__Task prompt__: Transcribe the records exactly. Pictures do not belong in the transcription.

━━━━━ Data to use

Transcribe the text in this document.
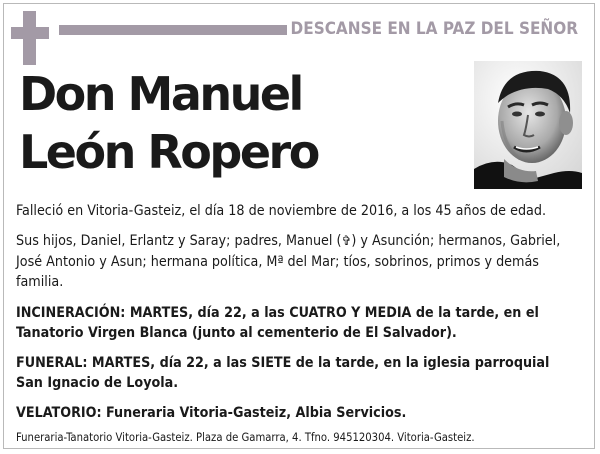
DESCANSE EN LA PAZ DEL SEÑOR
Don Manuel
León Ropero
Falleció en Vitoria-Gasteiz, el día 18 de noviembre de 2016, a los 45 años de edad.
Sus hijos, Daniel, Erlantz y Saray; padres, Manuel (✞) y Asunción; hermanos, Gabriel, José Antonio y Asun; hermana política, Mª del Mar; tíos, sobrinos, primos y demás familia.
INCINERACIÓN: MARTES, día 22, a las CUATRO Y MEDIA de la tarde, en el Tanatorio Virgen Blanca (junto al cementerio de El Salvador).
FUNERAL: MARTES, día 22, a las SIETE de la tarde, en la iglesia parroquial San Ignacio de Loyola.
VELATORIO: Funeraria Vitoria-Gasteiz, Albia Servicios.
Funeraria-Tanatorio Vitoria-Gasteiz. Plaza de Gamarra, 4. Tfno. 945120304. Vitoria-Gasteiz.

━━━━━━━━━━

__Response for this exercise__:
Transcribe the text in this document.
DESCANSE EN LA PAZ DEL SEÑOR
Don Manuel
León Ropero
Falleció en Vitoria-Gasteiz, el día 18 de noviembre de 2016, a los 45 años de edad.
Sus hijos, Daniel, Erlantz y Saray; padres, Manuel (✞) y Asunción; hermanos, Gabriel, José Antonio y Asun; hermana política, Mª del Mar; tíos, sobrinos, primos y demás familia.
INCINERACIÓN: MARTES, día 22, a las CUATRO Y MEDIA de la tarde, en el Tanatorio Virgen Blanca (junto al cementerio de El Salvador).
FUNERAL: MARTES, día 22, a las SIETE de la tarde, en la iglesia parroquial San Ignacio de Loyola.
VELATORIO: Funeraria Vitoria-Gasteiz, Albia Servicios.
Funeraria-Tanatorio Vitoria-Gasteiz. Plaza de Gamarra, 4. Tfno. 945120304. Vitoria-Gasteiz.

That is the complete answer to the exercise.